» **Task to complete**
The exercise asks you to copy every line below in which "mobile" appears.

— start of Available data —

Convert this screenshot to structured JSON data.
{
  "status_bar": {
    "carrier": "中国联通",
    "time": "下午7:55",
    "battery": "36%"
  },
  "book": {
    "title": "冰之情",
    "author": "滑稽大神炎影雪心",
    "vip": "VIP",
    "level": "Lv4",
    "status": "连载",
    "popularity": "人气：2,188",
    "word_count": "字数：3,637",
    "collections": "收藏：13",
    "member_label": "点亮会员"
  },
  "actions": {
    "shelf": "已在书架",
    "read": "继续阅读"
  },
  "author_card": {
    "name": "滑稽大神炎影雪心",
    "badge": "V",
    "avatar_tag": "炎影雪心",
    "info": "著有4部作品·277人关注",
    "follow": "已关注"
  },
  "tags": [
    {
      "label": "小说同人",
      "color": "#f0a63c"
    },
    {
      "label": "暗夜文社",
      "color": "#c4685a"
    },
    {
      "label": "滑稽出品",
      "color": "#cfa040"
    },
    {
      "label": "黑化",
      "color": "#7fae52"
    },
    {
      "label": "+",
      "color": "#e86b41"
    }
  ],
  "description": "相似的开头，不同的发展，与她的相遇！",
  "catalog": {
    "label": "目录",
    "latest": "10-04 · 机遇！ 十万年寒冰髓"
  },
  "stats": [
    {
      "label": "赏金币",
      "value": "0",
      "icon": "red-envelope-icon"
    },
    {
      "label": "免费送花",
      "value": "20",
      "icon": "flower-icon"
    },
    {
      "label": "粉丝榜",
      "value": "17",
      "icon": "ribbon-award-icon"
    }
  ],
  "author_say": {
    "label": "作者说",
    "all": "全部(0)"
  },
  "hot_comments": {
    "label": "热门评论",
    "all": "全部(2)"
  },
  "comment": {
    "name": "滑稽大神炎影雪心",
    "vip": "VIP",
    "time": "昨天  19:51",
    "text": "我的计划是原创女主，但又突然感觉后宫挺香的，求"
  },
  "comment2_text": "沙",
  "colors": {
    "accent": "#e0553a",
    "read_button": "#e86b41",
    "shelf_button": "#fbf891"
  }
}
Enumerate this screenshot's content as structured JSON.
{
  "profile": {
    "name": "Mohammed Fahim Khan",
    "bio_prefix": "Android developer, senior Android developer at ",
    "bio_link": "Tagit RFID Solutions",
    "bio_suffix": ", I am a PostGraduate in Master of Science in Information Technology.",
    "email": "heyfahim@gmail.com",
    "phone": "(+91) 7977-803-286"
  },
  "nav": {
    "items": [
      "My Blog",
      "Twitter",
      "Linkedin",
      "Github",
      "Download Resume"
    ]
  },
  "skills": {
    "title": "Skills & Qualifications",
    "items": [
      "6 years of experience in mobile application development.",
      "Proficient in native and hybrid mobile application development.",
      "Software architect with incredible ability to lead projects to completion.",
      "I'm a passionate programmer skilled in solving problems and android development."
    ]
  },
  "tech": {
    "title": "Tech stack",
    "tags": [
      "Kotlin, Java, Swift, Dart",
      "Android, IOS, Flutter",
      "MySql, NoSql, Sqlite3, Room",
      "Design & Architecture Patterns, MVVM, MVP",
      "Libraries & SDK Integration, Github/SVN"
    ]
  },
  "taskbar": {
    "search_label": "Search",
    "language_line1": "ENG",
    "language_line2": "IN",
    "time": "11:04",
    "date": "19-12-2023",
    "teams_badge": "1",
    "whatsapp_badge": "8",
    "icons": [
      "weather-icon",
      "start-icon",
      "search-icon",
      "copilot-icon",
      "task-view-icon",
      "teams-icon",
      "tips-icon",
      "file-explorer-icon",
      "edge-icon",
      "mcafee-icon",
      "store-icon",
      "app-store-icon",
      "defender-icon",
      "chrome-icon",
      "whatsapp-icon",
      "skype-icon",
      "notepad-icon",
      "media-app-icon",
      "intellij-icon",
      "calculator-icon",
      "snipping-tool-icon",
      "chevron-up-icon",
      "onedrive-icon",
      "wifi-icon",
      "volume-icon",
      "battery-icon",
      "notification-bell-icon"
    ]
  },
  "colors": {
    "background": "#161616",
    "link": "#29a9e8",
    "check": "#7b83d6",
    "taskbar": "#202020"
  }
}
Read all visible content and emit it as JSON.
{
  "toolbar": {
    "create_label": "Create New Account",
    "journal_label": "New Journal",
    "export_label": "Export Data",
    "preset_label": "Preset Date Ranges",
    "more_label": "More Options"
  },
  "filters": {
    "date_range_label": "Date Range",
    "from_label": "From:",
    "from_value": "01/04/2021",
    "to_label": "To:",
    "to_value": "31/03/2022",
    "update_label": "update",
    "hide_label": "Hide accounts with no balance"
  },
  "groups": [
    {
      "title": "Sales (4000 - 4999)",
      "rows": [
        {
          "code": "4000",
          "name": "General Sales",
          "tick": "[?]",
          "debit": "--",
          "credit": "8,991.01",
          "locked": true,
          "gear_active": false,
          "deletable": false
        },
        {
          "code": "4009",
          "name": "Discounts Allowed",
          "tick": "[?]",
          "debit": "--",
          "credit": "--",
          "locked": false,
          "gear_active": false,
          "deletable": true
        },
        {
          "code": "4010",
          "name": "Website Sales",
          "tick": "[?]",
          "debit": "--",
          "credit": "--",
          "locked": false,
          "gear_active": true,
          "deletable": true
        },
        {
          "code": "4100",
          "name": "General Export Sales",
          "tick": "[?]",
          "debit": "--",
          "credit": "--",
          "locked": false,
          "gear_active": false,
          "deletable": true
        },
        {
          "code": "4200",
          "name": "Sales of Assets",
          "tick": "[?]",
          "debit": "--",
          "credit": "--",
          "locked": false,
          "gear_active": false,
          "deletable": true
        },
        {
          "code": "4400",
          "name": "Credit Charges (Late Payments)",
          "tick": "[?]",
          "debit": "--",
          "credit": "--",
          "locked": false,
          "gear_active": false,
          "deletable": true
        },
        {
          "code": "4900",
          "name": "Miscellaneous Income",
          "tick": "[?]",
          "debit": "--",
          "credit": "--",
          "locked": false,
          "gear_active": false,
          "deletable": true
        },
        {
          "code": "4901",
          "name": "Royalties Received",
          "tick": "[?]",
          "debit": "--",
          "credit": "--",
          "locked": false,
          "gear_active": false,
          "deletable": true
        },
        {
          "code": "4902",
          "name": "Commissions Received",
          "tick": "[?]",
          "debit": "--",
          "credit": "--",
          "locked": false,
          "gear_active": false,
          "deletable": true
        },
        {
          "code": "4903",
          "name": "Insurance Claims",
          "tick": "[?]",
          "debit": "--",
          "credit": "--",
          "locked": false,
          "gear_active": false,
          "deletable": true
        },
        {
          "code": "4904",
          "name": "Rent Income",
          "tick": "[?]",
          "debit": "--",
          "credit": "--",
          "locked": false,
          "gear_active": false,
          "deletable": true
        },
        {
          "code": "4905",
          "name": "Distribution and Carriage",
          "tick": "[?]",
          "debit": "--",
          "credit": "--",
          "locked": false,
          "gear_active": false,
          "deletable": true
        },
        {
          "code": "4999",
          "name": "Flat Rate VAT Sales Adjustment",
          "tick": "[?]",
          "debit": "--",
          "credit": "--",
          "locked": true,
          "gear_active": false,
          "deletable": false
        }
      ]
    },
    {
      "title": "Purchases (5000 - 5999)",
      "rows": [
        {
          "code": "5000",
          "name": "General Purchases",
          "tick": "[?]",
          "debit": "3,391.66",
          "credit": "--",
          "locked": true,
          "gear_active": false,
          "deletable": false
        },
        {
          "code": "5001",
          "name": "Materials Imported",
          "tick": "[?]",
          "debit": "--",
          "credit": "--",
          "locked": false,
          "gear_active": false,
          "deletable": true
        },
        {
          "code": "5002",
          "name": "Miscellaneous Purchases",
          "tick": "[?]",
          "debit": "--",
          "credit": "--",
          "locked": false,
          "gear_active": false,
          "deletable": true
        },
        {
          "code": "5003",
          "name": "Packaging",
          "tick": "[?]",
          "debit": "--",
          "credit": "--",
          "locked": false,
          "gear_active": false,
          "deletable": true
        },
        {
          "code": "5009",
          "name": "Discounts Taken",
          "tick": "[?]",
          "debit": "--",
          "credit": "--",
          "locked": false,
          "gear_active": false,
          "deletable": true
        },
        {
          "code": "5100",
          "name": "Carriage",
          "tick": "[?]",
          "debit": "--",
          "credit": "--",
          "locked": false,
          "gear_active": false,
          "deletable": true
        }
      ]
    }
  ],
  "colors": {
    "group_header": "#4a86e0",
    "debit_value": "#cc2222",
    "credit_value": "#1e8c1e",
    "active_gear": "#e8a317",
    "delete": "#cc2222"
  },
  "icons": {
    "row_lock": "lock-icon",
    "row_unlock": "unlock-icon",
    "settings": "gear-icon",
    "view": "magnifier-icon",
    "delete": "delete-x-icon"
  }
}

— end of Available data —

» **Expected output**
      "6 years of experience in mobile application development.",
      "Proficient in native and hybrid mobile application development.",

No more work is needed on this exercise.